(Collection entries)
########
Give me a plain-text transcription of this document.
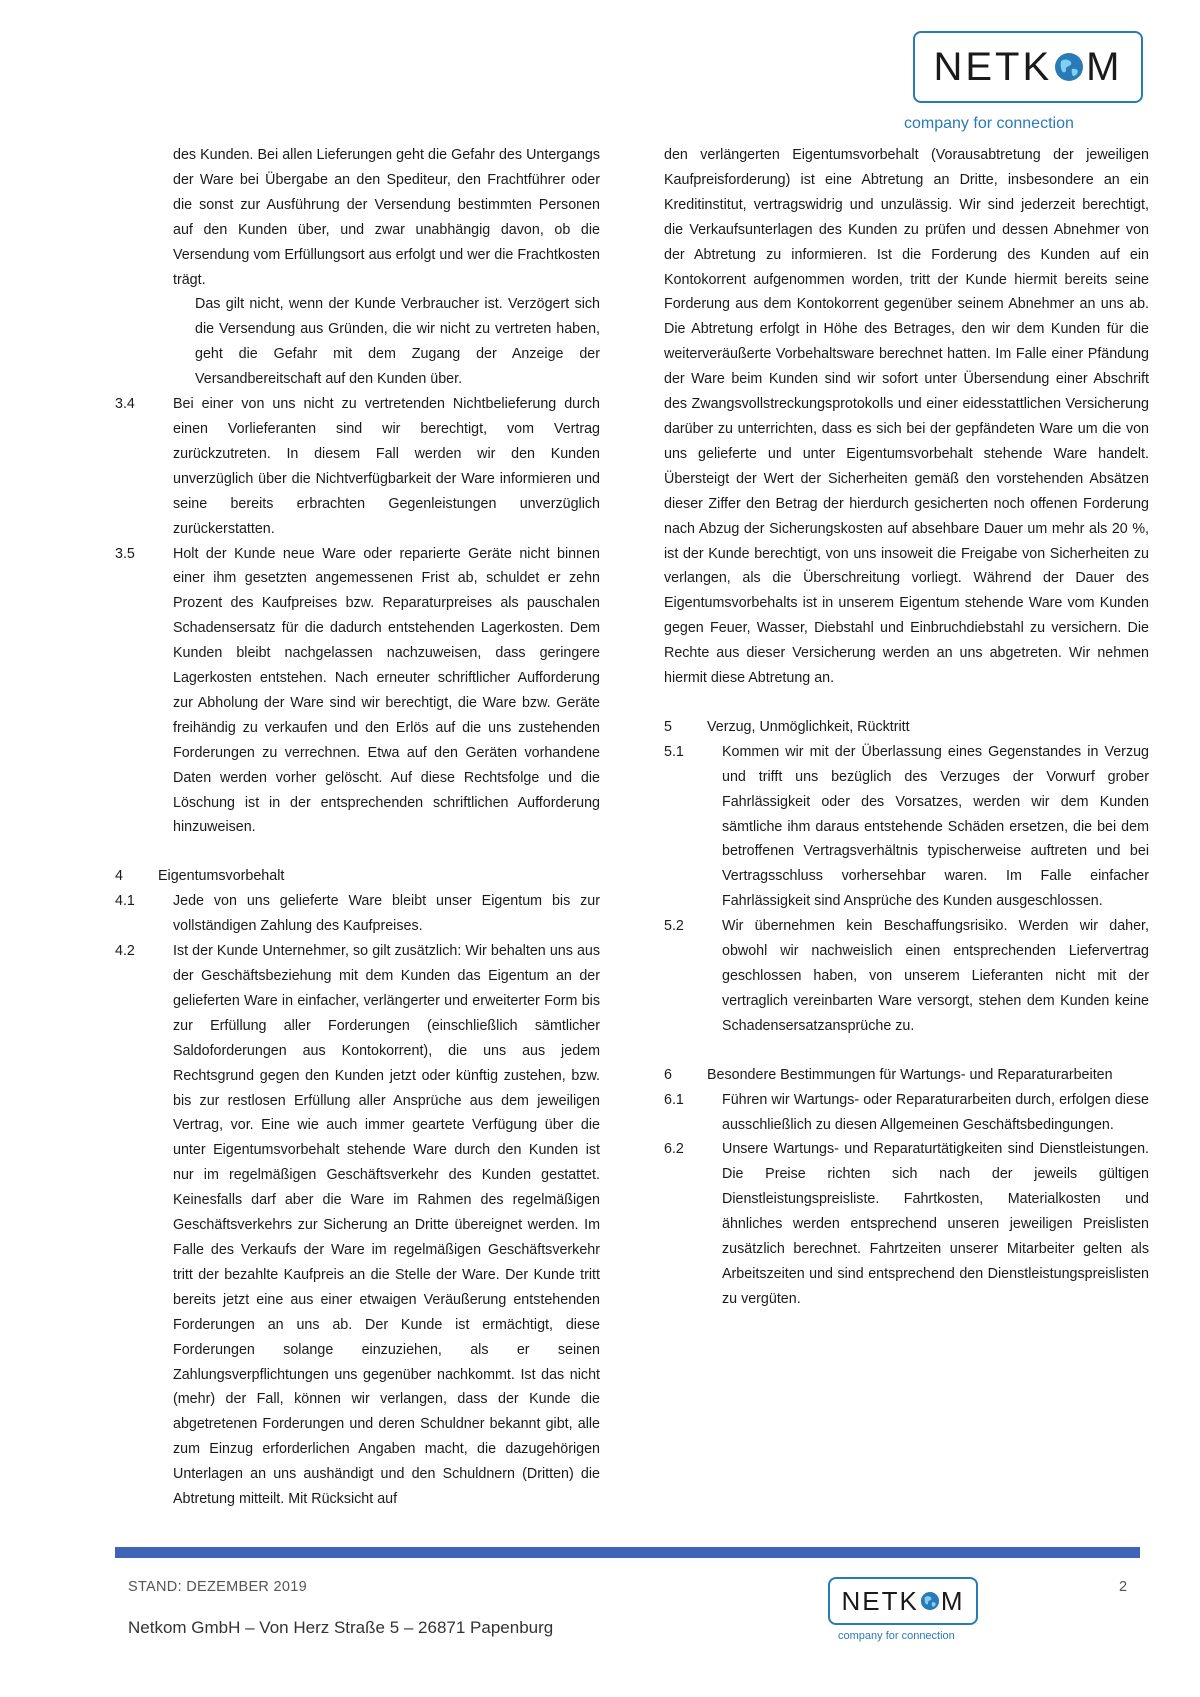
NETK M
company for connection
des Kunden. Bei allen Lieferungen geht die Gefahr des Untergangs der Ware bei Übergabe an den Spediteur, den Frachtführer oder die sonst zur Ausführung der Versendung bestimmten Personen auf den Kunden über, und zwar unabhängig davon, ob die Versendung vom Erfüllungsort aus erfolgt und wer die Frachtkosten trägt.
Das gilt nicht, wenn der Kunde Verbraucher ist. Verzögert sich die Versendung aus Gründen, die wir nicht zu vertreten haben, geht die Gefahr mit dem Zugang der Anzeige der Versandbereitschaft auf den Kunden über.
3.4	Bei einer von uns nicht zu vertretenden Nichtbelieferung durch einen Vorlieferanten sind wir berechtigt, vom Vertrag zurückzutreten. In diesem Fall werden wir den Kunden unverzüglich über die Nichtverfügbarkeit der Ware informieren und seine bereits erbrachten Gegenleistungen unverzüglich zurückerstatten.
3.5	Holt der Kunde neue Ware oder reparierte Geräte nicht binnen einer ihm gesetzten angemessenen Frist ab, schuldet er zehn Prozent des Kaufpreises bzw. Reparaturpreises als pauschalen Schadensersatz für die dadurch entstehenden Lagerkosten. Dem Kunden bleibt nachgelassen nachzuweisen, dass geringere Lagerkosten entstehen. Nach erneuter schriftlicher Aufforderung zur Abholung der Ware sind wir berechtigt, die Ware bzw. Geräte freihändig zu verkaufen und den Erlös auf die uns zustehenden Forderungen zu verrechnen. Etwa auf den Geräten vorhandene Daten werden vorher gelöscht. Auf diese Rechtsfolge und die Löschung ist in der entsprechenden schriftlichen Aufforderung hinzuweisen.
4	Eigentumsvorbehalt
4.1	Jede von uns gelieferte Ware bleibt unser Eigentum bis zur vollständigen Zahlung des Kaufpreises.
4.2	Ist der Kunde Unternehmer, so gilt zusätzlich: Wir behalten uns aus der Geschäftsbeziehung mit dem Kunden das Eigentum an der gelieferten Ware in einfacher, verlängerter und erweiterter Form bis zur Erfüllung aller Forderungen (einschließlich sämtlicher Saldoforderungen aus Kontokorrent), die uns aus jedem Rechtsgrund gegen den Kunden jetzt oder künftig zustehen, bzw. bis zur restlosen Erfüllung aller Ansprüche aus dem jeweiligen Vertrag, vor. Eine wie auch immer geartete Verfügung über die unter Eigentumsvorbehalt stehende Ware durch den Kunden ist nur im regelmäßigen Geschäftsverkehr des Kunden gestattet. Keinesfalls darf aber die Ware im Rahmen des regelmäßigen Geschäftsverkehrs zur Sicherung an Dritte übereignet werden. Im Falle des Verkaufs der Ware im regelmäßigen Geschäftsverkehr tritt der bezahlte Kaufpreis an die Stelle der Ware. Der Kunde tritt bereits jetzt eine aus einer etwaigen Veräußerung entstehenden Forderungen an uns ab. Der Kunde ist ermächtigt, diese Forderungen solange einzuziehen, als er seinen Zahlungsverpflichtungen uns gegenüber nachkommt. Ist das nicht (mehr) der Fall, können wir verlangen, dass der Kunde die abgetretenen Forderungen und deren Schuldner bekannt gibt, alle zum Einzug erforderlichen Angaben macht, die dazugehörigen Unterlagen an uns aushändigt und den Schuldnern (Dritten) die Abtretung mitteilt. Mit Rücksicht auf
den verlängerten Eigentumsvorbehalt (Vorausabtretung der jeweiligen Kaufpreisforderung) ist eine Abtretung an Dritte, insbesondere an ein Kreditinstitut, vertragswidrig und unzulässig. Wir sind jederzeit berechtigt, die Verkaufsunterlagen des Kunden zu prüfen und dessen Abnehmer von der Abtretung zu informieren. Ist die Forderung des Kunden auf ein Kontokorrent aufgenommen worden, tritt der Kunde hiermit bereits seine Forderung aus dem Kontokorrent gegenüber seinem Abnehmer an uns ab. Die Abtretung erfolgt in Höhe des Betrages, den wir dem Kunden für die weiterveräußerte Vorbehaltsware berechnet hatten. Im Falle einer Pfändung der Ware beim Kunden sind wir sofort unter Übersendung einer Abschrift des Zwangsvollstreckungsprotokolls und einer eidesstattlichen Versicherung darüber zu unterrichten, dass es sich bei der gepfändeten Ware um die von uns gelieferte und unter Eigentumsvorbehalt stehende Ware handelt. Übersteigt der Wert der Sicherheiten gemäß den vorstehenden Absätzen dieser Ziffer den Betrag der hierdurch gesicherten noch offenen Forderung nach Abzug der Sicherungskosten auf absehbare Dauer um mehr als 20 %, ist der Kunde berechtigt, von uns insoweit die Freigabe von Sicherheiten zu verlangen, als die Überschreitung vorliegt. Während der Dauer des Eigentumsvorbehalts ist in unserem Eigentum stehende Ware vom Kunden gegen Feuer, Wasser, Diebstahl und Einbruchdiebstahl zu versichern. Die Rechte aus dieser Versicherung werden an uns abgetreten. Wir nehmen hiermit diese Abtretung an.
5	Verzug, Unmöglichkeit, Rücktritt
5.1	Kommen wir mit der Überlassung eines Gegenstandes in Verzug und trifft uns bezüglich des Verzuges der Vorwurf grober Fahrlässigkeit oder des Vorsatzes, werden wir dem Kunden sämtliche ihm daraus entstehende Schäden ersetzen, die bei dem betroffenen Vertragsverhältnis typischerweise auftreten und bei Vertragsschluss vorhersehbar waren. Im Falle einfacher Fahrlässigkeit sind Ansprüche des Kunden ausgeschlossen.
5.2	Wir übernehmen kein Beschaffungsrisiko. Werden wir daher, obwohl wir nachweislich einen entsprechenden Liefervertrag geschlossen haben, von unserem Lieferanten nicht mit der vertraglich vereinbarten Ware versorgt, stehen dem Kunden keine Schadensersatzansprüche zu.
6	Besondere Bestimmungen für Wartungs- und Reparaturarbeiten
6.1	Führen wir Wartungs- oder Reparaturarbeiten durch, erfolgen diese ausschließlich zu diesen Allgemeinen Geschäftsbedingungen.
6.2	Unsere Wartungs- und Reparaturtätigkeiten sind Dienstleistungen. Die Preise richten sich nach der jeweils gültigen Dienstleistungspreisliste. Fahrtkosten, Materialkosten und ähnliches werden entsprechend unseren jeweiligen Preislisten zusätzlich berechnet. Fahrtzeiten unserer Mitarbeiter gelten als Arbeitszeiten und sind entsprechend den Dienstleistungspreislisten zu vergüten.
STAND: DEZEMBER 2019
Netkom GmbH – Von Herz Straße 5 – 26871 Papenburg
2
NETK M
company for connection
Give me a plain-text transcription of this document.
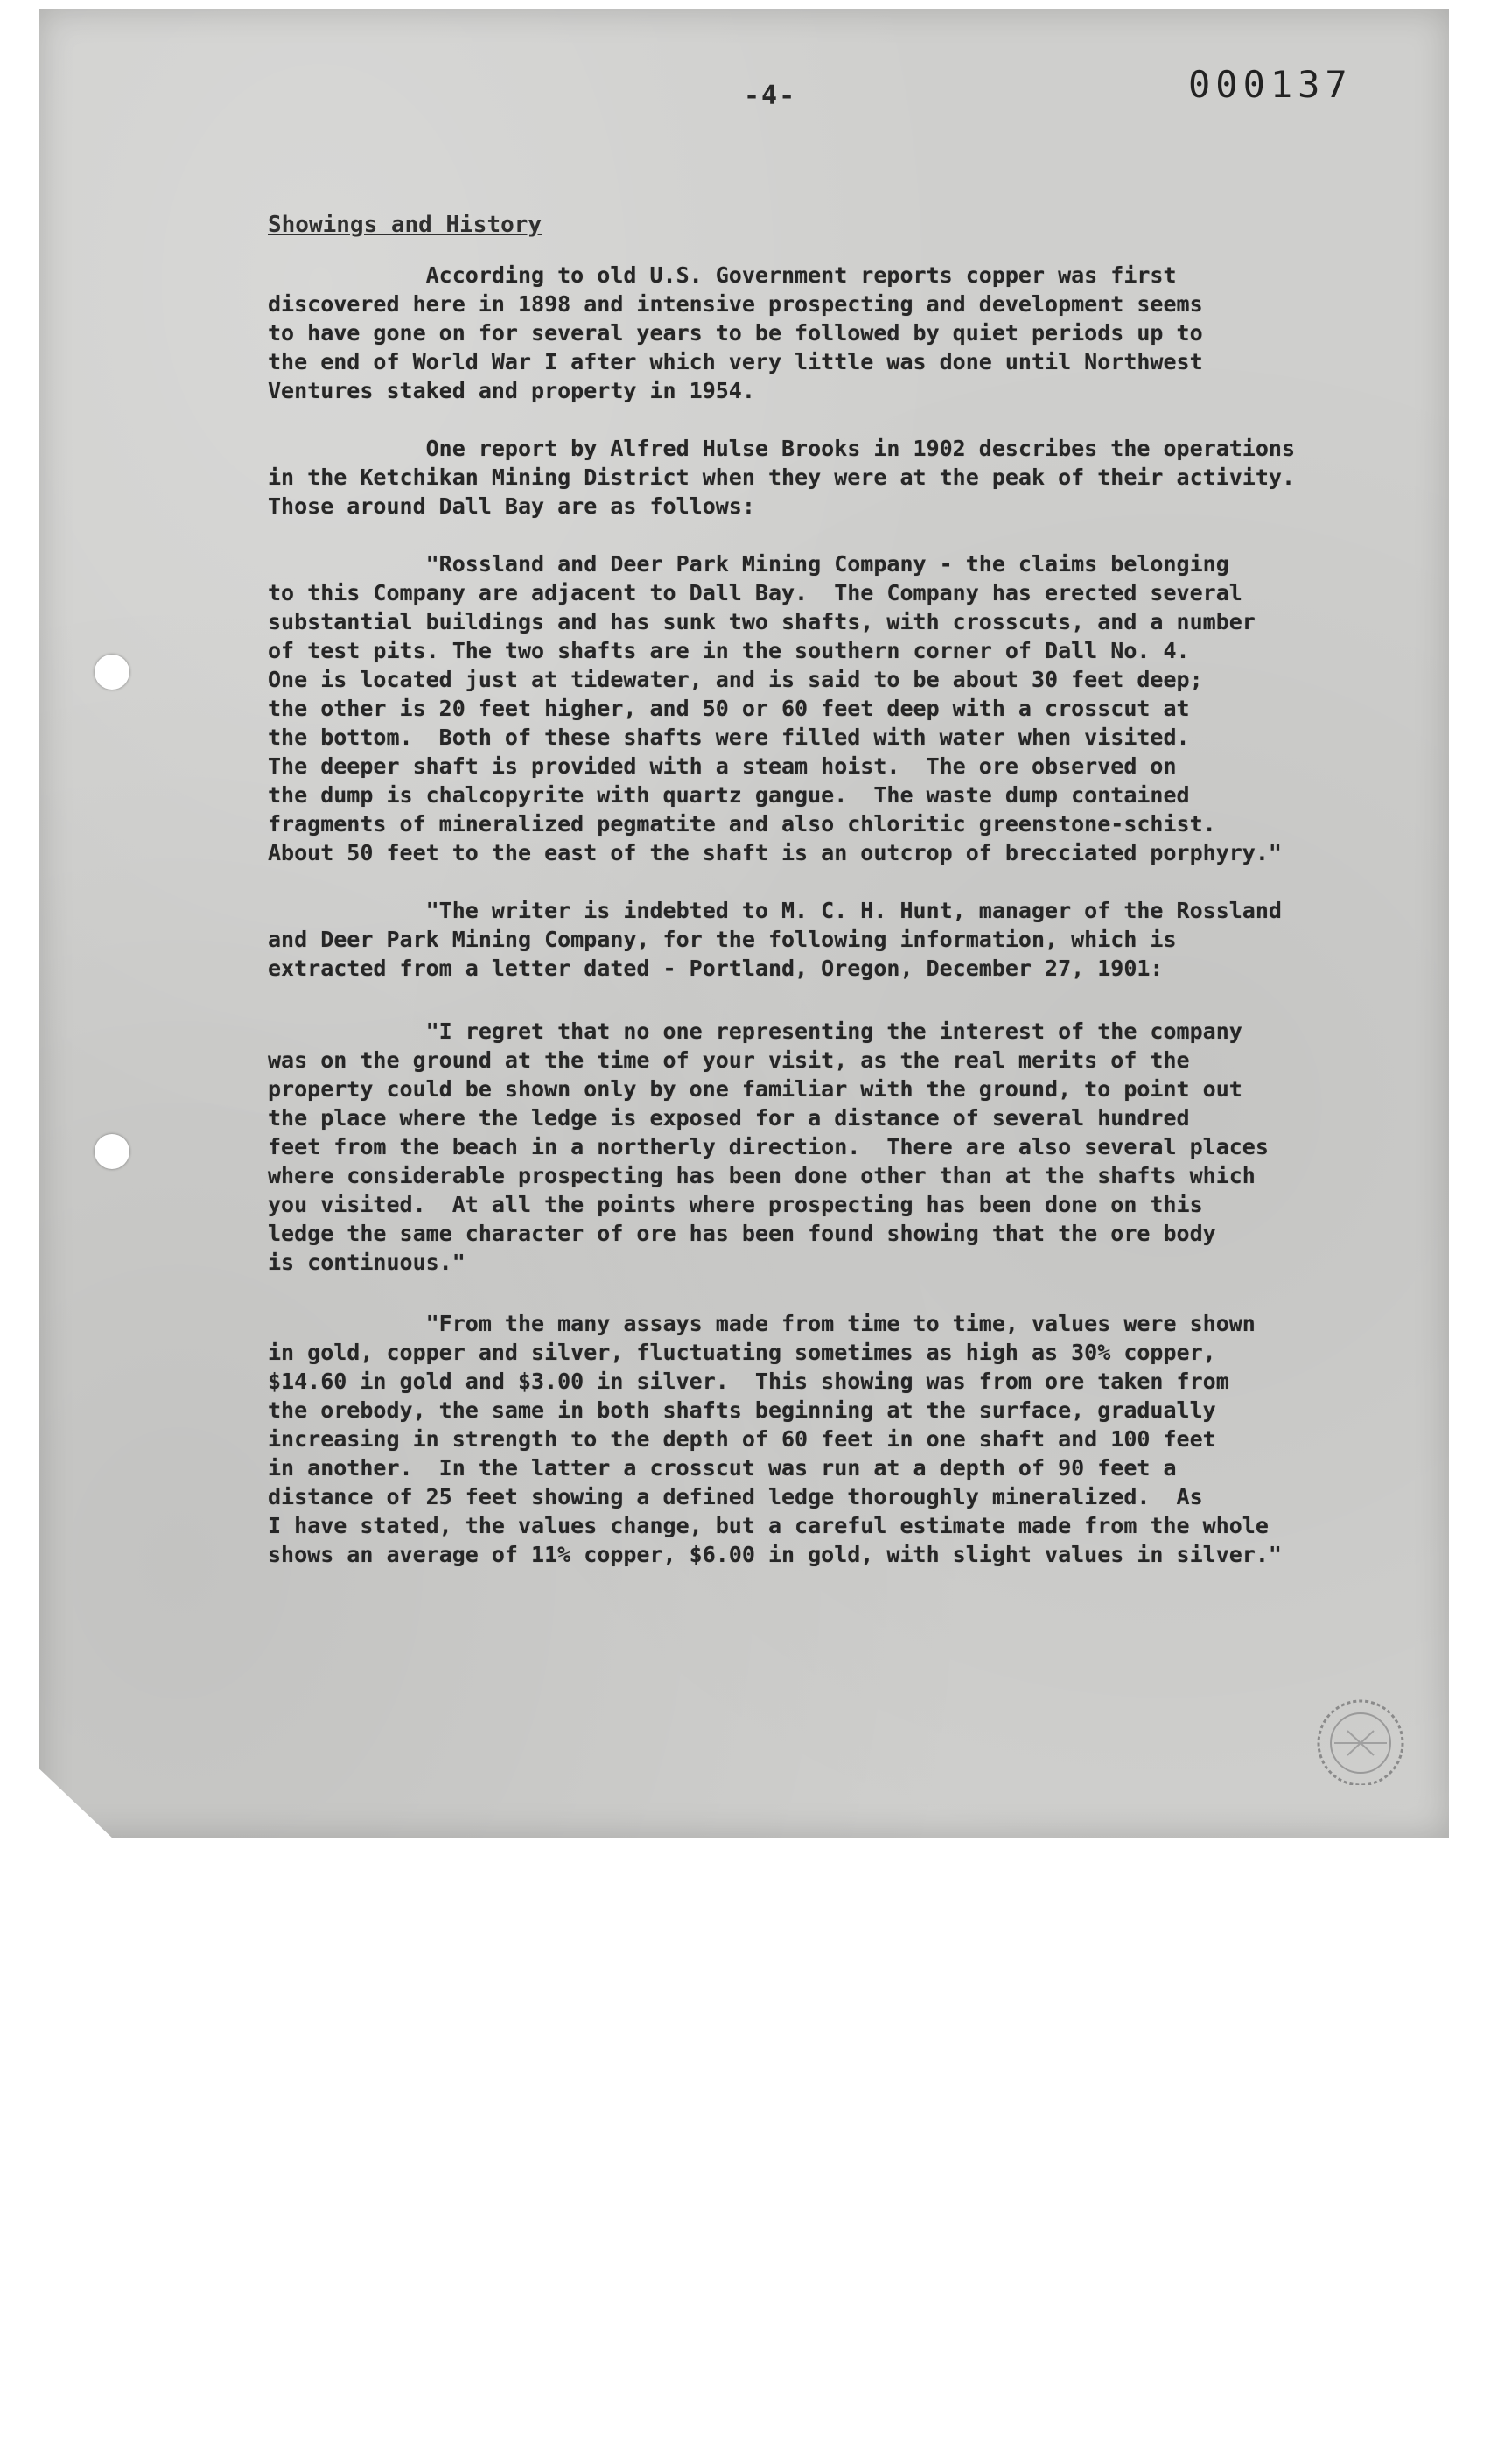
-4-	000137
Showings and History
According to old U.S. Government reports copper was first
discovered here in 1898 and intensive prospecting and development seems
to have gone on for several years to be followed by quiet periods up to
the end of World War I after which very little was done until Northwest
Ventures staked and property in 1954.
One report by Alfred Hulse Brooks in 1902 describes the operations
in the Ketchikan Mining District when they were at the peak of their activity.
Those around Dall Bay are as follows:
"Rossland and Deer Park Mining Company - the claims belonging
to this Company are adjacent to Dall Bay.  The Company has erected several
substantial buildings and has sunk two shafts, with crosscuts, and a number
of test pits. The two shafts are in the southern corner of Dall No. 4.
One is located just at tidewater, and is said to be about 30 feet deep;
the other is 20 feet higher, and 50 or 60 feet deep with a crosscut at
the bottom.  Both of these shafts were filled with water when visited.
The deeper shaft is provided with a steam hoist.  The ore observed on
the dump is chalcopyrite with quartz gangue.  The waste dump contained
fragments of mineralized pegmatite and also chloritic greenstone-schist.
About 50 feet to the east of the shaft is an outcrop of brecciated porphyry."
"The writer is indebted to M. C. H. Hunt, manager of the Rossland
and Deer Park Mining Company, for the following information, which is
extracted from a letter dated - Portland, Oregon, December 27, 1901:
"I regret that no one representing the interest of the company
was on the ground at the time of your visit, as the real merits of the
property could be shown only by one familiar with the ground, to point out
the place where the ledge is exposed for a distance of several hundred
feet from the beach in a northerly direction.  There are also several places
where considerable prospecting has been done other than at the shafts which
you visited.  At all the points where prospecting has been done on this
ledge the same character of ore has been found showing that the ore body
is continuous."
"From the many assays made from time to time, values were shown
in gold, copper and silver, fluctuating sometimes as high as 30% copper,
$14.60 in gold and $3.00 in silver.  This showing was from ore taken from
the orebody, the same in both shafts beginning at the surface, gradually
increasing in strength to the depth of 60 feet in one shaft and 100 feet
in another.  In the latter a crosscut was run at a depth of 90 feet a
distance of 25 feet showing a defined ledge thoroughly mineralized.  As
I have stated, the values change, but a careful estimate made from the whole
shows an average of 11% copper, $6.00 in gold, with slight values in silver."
########
Look through the data above. Each line containing the word "Mining" needs to be copied.

in the Ketchikan Mining District when they were at the peak of their activity.
"Rossland and Deer Park Mining Company - the claims belonging
and Deer Park Mining Company, for the following information, which is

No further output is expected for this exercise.